__WRITTEN PROBLEM__:
Which lines hold the word "name"? Copy each of them from the material.

[start]

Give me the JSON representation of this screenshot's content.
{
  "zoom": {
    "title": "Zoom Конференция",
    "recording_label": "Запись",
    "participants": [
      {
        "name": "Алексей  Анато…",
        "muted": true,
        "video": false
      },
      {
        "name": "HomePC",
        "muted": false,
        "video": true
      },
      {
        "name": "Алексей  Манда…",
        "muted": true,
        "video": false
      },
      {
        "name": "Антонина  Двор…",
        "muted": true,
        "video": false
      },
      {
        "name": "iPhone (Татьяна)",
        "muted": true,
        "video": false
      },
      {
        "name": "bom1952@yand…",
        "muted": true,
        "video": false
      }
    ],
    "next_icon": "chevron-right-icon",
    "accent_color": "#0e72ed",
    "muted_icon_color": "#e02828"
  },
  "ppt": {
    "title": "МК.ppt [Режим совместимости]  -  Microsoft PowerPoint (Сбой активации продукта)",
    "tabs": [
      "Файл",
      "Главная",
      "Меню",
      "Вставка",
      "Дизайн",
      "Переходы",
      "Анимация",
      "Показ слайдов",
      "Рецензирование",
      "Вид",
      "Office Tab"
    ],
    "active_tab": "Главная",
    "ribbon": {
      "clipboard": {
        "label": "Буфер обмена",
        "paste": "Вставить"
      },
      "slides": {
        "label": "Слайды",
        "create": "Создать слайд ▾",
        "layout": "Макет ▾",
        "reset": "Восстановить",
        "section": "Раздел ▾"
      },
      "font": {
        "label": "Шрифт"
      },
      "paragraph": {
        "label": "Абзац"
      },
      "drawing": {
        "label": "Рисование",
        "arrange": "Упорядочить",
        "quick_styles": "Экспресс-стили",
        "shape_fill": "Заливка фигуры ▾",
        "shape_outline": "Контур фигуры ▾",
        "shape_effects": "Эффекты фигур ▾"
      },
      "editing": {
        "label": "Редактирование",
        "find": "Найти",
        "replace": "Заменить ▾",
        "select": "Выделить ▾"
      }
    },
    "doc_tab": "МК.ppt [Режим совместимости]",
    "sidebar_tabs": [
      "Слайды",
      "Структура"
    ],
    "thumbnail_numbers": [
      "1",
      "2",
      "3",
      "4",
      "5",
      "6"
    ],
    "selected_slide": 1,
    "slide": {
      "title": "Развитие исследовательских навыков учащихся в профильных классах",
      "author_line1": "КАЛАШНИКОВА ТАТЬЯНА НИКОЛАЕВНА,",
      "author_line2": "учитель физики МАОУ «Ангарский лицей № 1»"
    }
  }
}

[end]

__SOLVED PROBLEM__:
        "name": "Алексей  Анато…",
        "name": "HomePC",
        "name": "Алексей  Манда…",
        "name": "Антонина  Двор…",
        "name": "iPhone (Татьяна)",
        "name": "bom1952@yand…",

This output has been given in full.